>> BEGIN
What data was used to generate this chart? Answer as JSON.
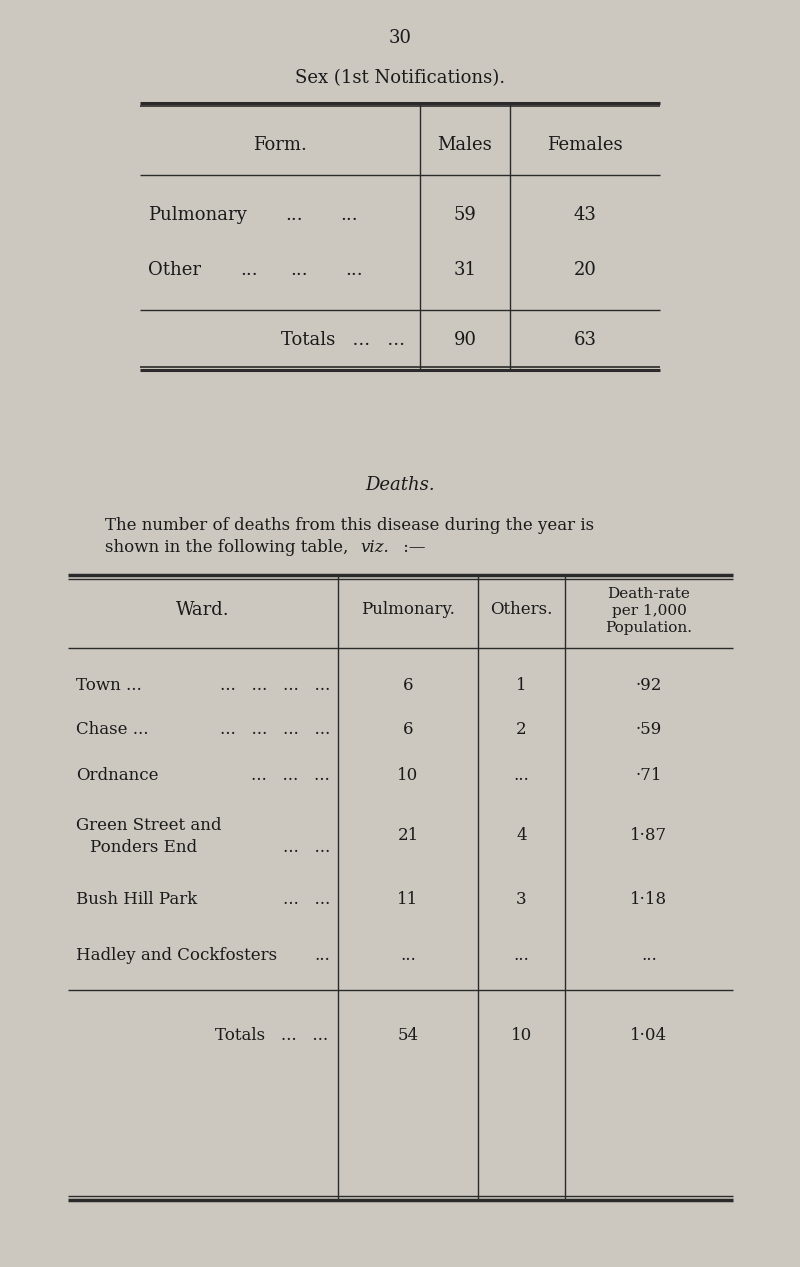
{
  "page_number": "30",
  "bg_color": "#ccc8c0",
  "text_color": "#1a1a1a",
  "table1_title": "Sex (1st Notifications).",
  "table1_col1": [
    "59",
    "31",
    "90"
  ],
  "table1_col2": [
    "43",
    "20",
    "63"
  ],
  "deaths_title": "Deaths.",
  "deaths_para_line1": "The number of deaths from this disease during the year is",
  "deaths_para_line2": "shown in the following table, viz. :—",
  "table2_pulmonary": [
    "6",
    "6",
    "10",
    "21",
    "11",
    "..."
  ],
  "table2_others": [
    "1",
    "2",
    "...",
    "4",
    "3",
    "..."
  ],
  "table2_deathrate": [
    "·92",
    "·59",
    "·71",
    "1·87",
    "1·18",
    "..."
  ],
  "table2_totals_pulmonary": "54",
  "table2_totals_others": "10",
  "table2_totals_deathrate": "1·04"
}
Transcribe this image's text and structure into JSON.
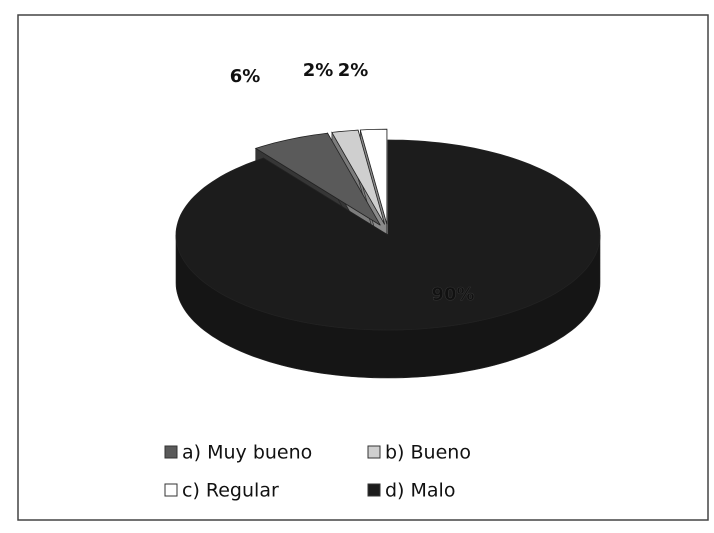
{
  "chart_data": {
    "type": "pie",
    "categories": [
      "a) Muy bueno",
      "b) Bueno",
      "c) Regular",
      "d) Malo"
    ],
    "values": [
      6,
      2,
      2,
      90
    ],
    "value_labels": [
      "6%",
      "2%",
      "2%",
      "90%"
    ],
    "colors": [
      "#5a5a5a",
      "#cfcfcf",
      "#ffffff",
      "#1c1c1c"
    ],
    "legend": "bottom"
  }
}
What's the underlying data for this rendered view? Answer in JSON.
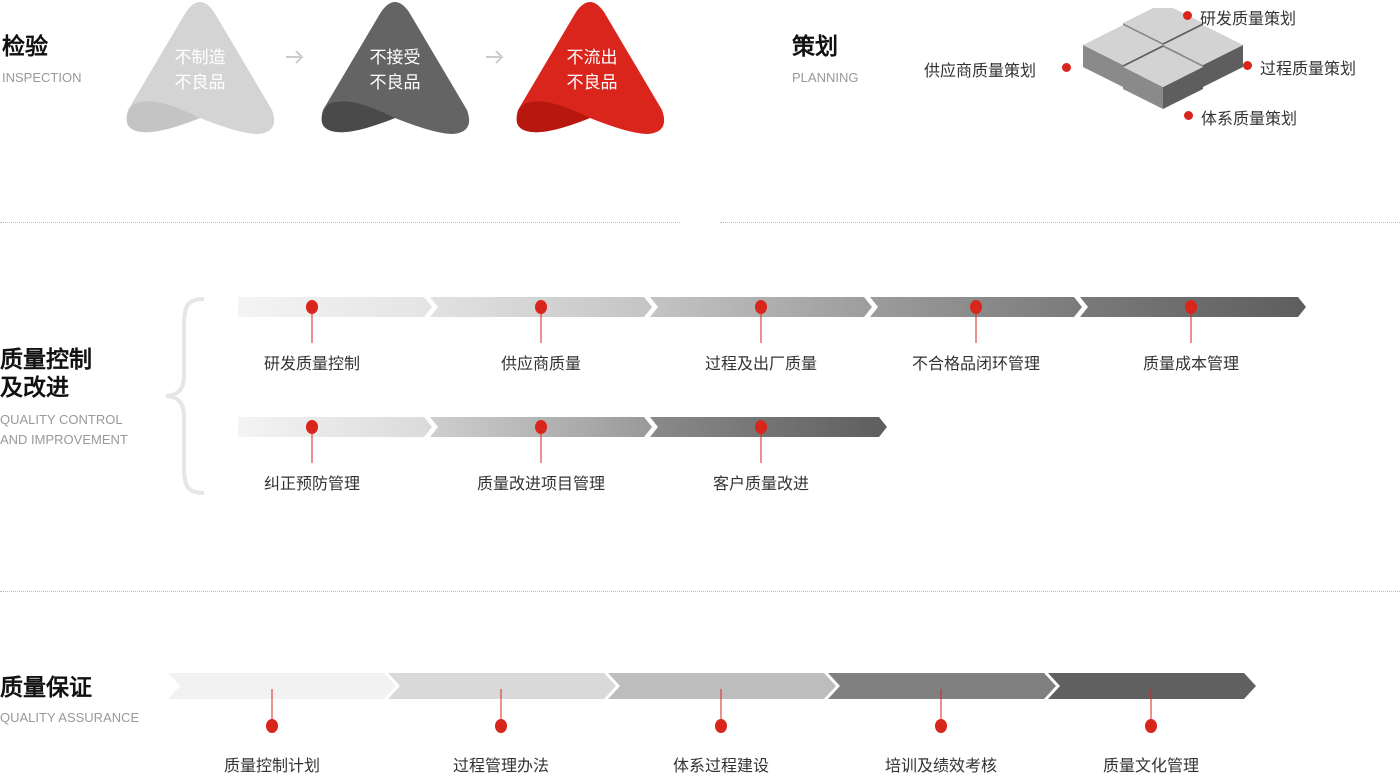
{
  "inspection": {
    "title": "检验",
    "subtitle": "INSPECTION",
    "steps": [
      {
        "line1": "不制造",
        "line2": "不良品",
        "color": "#d4d4d4",
        "shade": "#c4c4c4"
      },
      {
        "line1": "不接受",
        "line2": "不良品",
        "color": "#646464",
        "shade": "#4a4a4a"
      },
      {
        "line1": "不流出",
        "line2": "不良品",
        "color": "#da251d",
        "shade": "#b8170f"
      }
    ],
    "arrow": "arrow-right-icon"
  },
  "planning": {
    "title": "策划",
    "subtitle": "PLANNING",
    "items": [
      "研发质量策划",
      "供应商质量策划",
      "过程质量策划",
      "体系质量策划"
    ]
  },
  "control": {
    "title_line1": "质量控制",
    "title_line2": "及改进",
    "subtitle_line1": "QUALITY CONTROL",
    "subtitle_line2": "AND IMPROVEMENT",
    "row1": [
      "研发质量控制",
      "供应商质量",
      "过程及出厂质量",
      "不合格品闭环管理",
      "质量成本管理"
    ],
    "row2": [
      "纠正预防管理",
      "质量改进项目管理",
      "客户质量改进"
    ]
  },
  "assurance": {
    "title": "质量保证",
    "subtitle": "QUALITY ASSURANCE",
    "items": [
      "质量控制计划",
      "过程管理办法",
      "体系过程建设",
      "培训及绩效考核",
      "质量文化管理"
    ],
    "colors": [
      "#f2f2f2",
      "#d9d9d9",
      "#bdbdbd",
      "#808080",
      "#606060"
    ]
  },
  "accent": "#d9261c"
}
>> END
Instructions to follow: Write out the entries again, exactly as given, skipping any images.

Exercise solution:
What data was used to generate this chart? Answer as JSON.
{
  "page_number": "30",
  "bg_color": "#ccc8c0",
  "text_color": "#1a1a1a",
  "table1_title": "Sex (1st Notifications).",
  "table1_col1": [
    "59",
    "31",
    "90"
  ],
  "table1_col2": [
    "43",
    "20",
    "63"
  ],
  "deaths_title": "Deaths.",
  "deaths_para_line1": "The number of deaths from this disease during the year is",
  "deaths_para_line2": "shown in the following table, viz. :—",
  "table2_pulmonary": [
    "6",
    "6",
    "10",
    "21",
    "11",
    "..."
  ],
  "table2_others": [
    "1",
    "2",
    "...",
    "4",
    "3",
    "..."
  ],
  "table2_deathrate": [
    "·92",
    "·59",
    "·71",
    "1·87",
    "1·18",
    "..."
  ],
  "table2_totals_pulmonary": "54",
  "table2_totals_others": "10",
  "table2_totals_deathrate": "1·04"
}
Transcribe this image's text and structure into JSON.
{
  "chart_data": {
    "type": "pie",
    "categories": [
      "a) Muy bueno",
      "b) Bueno",
      "c) Regular",
      "d) Malo"
    ],
    "values": [
      6,
      2,
      2,
      90
    ],
    "value_labels": [
      "6%",
      "2%",
      "2%",
      "90%"
    ],
    "colors": [
      "#5a5a5a",
      "#cfcfcf",
      "#ffffff",
      "#1c1c1c"
    ],
    "legend": "bottom"
  }
}
What's the underlying data for this rendered view? Answer in JSON.
{
  "inspection": {
    "title": "检验",
    "subtitle": "INSPECTION",
    "steps": [
      {
        "line1": "不制造",
        "line2": "不良品",
        "color": "#d4d4d4",
        "shade": "#c4c4c4"
      },
      {
        "line1": "不接受",
        "line2": "不良品",
        "color": "#646464",
        "shade": "#4a4a4a"
      },
      {
        "line1": "不流出",
        "line2": "不良品",
        "color": "#da251d",
        "shade": "#b8170f"
      }
    ],
    "arrow": "arrow-right-icon"
  },
  "planning": {
    "title": "策划",
    "subtitle": "PLANNING",
    "items": [
      "研发质量策划",
      "供应商质量策划",
      "过程质量策划",
      "体系质量策划"
    ]
  },
  "control": {
    "title_line1": "质量控制",
    "title_line2": "及改进",
    "subtitle_line1": "QUALITY CONTROL",
    "subtitle_line2": "AND IMPROVEMENT",
    "row1": [
      "研发质量控制",
      "供应商质量",
      "过程及出厂质量",
      "不合格品闭环管理",
      "质量成本管理"
    ],
    "row2": [
      "纠正预防管理",
      "质量改进项目管理",
      "客户质量改进"
    ]
  },
  "assurance": {
    "title": "质量保证",
    "subtitle": "QUALITY ASSURANCE",
    "items": [
      "质量控制计划",
      "过程管理办法",
      "体系过程建设",
      "培训及绩效考核",
      "质量文化管理"
    ],
    "colors": [
      "#f2f2f2",
      "#d9d9d9",
      "#bdbdbd",
      "#808080",
      "#606060"
    ]
  },
  "accent": "#d9261c"
}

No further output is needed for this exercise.